(PROBLEM):
In the data below, find every line that has the string "left", and copy it.

(AVAILABLE RECORDS):
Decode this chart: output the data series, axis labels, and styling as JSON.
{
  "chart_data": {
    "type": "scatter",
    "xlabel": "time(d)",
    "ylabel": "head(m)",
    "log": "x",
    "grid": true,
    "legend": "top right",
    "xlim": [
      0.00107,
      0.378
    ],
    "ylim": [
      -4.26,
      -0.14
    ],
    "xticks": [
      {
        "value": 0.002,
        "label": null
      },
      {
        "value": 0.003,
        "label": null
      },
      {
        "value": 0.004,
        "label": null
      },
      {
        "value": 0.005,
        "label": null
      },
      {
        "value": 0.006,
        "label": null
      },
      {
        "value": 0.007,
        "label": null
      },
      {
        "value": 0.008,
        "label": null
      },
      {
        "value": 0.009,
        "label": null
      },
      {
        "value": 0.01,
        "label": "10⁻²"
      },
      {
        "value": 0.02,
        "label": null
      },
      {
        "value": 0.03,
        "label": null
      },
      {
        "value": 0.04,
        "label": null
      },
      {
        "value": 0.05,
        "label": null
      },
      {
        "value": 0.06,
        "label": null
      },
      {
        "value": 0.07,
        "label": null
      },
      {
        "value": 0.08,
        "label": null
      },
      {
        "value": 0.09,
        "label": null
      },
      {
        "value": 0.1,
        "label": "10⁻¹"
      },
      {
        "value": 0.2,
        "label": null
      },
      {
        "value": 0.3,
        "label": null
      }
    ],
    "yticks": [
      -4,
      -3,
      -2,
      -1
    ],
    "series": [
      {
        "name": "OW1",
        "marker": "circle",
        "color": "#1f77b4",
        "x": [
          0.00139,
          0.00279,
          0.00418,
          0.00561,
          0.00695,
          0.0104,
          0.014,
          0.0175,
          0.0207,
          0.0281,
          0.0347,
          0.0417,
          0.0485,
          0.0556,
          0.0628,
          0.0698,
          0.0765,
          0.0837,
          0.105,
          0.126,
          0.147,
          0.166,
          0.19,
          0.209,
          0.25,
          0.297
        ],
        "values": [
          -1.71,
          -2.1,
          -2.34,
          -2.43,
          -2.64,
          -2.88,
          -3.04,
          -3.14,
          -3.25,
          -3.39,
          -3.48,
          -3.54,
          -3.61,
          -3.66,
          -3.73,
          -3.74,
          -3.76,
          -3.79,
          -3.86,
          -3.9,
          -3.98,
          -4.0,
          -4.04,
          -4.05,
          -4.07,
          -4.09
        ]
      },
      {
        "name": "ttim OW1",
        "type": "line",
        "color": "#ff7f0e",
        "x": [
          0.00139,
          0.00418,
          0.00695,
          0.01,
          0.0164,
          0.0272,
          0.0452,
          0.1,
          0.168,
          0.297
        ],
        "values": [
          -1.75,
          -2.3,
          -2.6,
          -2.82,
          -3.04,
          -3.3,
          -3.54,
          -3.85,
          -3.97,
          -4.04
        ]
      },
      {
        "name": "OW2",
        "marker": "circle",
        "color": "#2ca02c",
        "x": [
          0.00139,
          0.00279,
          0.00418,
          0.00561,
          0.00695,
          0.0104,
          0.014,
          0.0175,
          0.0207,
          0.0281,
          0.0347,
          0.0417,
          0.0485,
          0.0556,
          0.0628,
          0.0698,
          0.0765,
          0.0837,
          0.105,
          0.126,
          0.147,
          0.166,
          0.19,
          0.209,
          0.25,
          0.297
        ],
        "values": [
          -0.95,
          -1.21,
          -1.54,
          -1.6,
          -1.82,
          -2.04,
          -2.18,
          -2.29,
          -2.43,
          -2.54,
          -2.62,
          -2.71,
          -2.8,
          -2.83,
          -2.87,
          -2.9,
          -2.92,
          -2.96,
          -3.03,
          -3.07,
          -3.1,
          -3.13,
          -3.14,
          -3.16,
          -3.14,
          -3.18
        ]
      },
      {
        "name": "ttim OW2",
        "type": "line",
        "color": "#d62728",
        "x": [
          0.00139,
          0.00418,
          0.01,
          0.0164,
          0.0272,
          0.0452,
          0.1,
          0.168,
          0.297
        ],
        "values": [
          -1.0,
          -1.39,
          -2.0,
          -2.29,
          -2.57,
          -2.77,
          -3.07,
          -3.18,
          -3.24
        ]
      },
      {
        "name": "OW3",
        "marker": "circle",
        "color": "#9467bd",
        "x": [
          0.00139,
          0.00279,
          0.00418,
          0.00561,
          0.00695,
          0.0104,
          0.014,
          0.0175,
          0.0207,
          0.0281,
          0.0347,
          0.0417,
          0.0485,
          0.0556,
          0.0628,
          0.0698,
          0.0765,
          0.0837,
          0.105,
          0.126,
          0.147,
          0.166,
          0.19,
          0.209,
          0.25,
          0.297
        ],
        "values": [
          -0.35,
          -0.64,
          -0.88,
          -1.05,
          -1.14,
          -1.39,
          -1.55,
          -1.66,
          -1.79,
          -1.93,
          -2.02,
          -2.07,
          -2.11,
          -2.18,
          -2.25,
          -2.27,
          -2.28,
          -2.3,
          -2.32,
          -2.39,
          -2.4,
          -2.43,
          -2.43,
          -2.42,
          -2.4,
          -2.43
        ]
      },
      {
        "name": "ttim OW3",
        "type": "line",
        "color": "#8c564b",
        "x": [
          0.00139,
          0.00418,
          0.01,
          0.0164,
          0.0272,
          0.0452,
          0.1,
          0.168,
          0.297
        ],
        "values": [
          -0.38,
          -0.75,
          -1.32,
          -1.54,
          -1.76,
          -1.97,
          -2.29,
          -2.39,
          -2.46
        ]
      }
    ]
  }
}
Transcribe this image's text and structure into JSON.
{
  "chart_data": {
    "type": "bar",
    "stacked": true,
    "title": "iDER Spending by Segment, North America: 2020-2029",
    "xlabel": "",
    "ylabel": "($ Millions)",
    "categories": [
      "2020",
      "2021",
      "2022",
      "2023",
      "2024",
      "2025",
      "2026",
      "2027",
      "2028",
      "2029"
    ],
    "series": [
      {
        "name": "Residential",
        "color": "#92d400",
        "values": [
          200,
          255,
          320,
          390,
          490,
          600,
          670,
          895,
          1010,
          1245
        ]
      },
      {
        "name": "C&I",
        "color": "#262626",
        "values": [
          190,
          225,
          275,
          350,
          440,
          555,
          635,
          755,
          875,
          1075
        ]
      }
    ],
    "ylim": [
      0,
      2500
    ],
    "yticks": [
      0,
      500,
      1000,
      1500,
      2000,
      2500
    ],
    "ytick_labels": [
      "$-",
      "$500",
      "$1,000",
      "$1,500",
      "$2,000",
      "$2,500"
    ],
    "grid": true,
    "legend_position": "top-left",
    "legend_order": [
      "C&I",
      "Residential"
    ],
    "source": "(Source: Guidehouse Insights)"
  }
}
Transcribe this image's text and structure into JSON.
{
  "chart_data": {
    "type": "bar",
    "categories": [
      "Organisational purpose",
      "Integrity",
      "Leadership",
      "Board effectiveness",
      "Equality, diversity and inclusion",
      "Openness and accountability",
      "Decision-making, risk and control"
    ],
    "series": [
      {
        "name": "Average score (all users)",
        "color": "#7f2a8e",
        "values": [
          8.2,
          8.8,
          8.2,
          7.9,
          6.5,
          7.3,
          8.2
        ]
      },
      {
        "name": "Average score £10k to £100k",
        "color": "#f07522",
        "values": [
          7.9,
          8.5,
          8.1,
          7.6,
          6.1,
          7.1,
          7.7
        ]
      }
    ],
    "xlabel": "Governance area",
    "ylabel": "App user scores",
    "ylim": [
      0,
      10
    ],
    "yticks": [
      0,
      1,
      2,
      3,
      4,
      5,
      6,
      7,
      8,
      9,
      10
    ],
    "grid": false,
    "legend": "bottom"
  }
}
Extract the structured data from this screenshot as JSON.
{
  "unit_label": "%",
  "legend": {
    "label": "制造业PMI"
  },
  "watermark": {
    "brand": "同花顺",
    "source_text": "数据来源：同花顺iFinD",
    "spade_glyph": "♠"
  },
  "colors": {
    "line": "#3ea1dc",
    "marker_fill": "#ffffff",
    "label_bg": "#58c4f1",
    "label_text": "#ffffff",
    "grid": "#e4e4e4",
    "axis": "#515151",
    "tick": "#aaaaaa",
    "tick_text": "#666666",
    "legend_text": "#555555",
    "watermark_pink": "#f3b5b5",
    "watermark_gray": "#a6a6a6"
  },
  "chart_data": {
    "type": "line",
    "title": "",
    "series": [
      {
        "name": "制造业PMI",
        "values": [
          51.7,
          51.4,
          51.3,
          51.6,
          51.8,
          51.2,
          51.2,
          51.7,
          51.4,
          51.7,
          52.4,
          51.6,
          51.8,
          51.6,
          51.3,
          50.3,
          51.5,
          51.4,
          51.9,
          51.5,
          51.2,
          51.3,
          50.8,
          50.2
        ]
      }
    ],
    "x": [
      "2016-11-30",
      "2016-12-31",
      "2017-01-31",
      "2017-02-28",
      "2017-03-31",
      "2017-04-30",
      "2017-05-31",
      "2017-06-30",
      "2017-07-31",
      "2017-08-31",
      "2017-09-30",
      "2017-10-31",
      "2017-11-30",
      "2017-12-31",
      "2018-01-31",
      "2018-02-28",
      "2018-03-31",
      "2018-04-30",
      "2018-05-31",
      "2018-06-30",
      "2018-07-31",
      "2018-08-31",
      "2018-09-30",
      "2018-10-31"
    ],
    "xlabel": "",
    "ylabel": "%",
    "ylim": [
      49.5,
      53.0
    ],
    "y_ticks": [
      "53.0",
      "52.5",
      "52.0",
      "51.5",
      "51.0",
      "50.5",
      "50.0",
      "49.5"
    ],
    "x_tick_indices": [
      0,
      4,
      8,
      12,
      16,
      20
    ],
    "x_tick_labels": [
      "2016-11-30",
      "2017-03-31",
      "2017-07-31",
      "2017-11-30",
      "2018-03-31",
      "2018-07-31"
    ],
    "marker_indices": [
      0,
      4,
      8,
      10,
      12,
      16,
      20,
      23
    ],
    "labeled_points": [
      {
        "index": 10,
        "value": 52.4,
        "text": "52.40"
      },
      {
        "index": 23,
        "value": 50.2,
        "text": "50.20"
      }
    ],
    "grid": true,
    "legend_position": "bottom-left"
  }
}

(CORRECT ANSWER):
    "legend_position": "top-left",
    "legend_position": "bottom-left"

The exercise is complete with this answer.